◆ Aim
Repeat the records word for word, excluding any picture.

◆ Figure record listings
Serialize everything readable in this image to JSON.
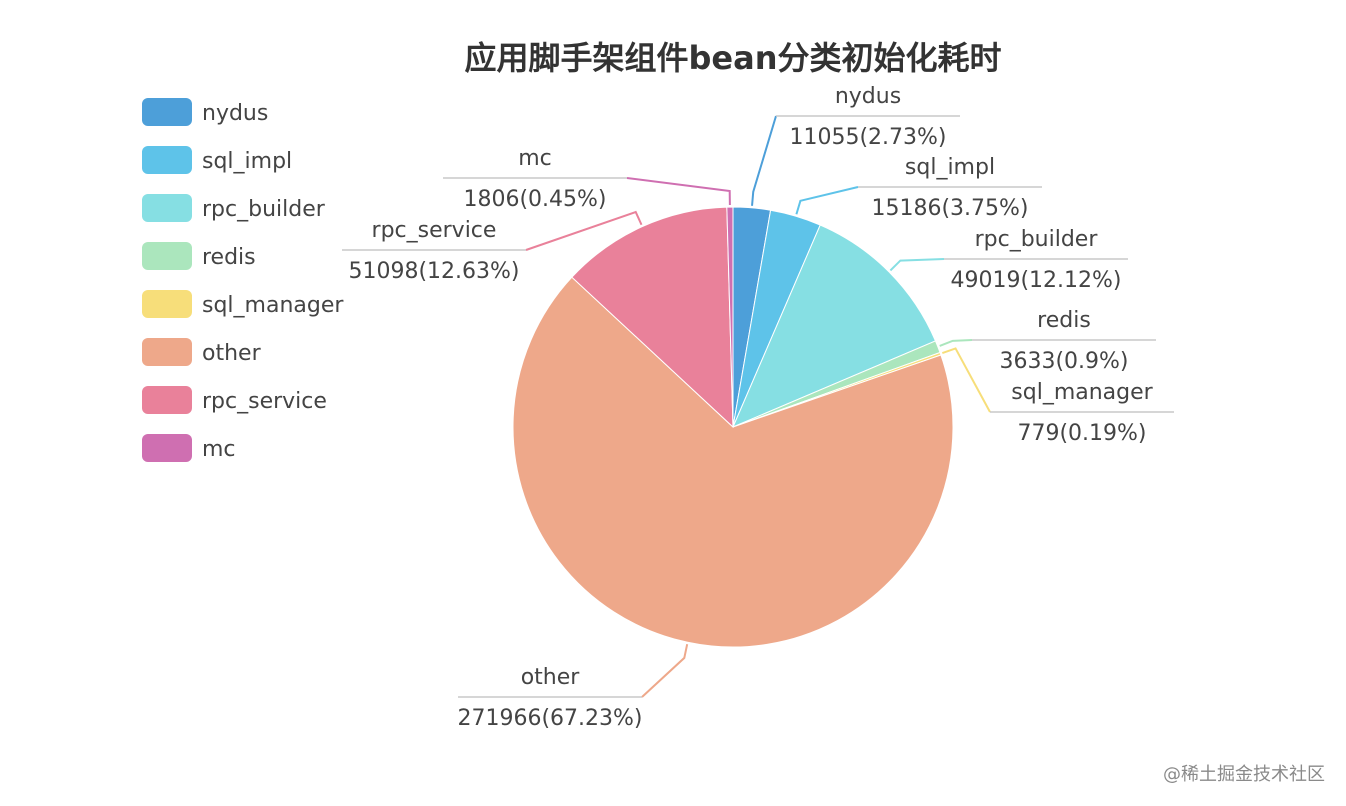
{
  "chart_data": {
    "type": "pie",
    "title": "应用脚手架组件bean分类初始化耗时",
    "legend_position": "top-left",
    "slices": [
      {
        "name": "nydus",
        "value": 11055,
        "label": "11055(2.73%)",
        "color": "#4d9fd9"
      },
      {
        "name": "sql_impl",
        "value": 15186,
        "label": "15186(3.75%)",
        "color": "#5ec3e9"
      },
      {
        "name": "rpc_builder",
        "value": 49019,
        "label": "49019(12.12%)",
        "color": "#86dfe3"
      },
      {
        "name": "redis",
        "value": 3633,
        "label": "3633(0.9%)",
        "color": "#abe6bd"
      },
      {
        "name": "sql_manager",
        "value": 779,
        "label": "779(0.19%)",
        "color": "#f7de7a"
      },
      {
        "name": "other",
        "value": 271966,
        "label": "271966(67.23%)",
        "color": "#eea88a"
      },
      {
        "name": "rpc_service",
        "value": 51098,
        "label": "51098(12.63%)",
        "color": "#e9819a"
      },
      {
        "name": "mc",
        "value": 1806,
        "label": "1806(0.45%)",
        "color": "#cf6fb1"
      }
    ]
  },
  "watermark": "@稀土掘金技术社区"
}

◆ Response
Serialize everything readable in this image to JSON.
{
  "chart_data": {
    "type": "pie",
    "title": "应用脚手架组件bean分类初始化耗时",
    "legend_position": "top-left",
    "slices": [
      {
        "name": "nydus",
        "value": 11055,
        "label": "11055(2.73%)",
        "color": "#4d9fd9"
      },
      {
        "name": "sql_impl",
        "value": 15186,
        "label": "15186(3.75%)",
        "color": "#5ec3e9"
      },
      {
        "name": "rpc_builder",
        "value": 49019,
        "label": "49019(12.12%)",
        "color": "#86dfe3"
      },
      {
        "name": "redis",
        "value": 3633,
        "label": "3633(0.9%)",
        "color": "#abe6bd"
      },
      {
        "name": "sql_manager",
        "value": 779,
        "label": "779(0.19%)",
        "color": "#f7de7a"
      },
      {
        "name": "other",
        "value": 271966,
        "label": "271966(67.23%)",
        "color": "#eea88a"
      },
      {
        "name": "rpc_service",
        "value": 51098,
        "label": "51098(12.63%)",
        "color": "#e9819a"
      },
      {
        "name": "mc",
        "value": 1806,
        "label": "1806(0.45%)",
        "color": "#cf6fb1"
      }
    ]
  },
  "watermark": "@稀土掘金技术社区"
}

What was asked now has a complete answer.